- Records excerpted from a collection -
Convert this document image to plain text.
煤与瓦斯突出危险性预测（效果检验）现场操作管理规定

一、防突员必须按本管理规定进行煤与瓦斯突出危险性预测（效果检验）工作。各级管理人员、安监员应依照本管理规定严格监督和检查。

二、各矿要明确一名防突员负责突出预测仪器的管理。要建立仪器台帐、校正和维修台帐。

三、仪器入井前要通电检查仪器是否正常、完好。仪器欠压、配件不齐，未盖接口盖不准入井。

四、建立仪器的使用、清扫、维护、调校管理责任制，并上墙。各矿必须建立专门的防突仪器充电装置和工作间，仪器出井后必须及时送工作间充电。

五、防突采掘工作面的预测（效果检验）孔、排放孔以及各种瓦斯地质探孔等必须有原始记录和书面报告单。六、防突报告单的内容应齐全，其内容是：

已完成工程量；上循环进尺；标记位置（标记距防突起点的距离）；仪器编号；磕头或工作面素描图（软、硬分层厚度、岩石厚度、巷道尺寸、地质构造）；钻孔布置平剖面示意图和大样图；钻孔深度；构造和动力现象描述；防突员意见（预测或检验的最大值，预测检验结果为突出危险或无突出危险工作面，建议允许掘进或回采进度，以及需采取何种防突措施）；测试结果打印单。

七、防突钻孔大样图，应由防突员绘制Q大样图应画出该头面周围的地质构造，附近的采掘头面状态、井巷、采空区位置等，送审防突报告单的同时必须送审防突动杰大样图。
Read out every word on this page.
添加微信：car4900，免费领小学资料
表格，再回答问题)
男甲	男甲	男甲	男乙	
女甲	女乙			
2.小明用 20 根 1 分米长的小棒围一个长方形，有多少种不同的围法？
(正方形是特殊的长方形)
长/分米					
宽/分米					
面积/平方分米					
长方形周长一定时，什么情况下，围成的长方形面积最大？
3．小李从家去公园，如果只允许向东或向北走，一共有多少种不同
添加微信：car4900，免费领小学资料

- PROBLEM -
Take the line with "Read out every word on this page." and all lines after it through the end of the records, and write them out exactly; include nothing else.

- RESULT OF THIS EXERCISE -
Read out every word on this page.
添加微信：car4900，免费领小学资料
表格，再回答问题)
男甲	男甲	男甲	男乙	
女甲	女乙			
2.小明用 20 根 1 分米长的小棒围一个长方形，有多少种不同的围法？
(正方形是特殊的长方形)
长/分米					
宽/分米					
面积/平方分米					
长方形周长一定时，什么情况下，围成的长方形面积最大？
3．小李从家去公园，如果只允许向东或向北走，一共有多少种不同
添加微信：car4900，免费领小学资料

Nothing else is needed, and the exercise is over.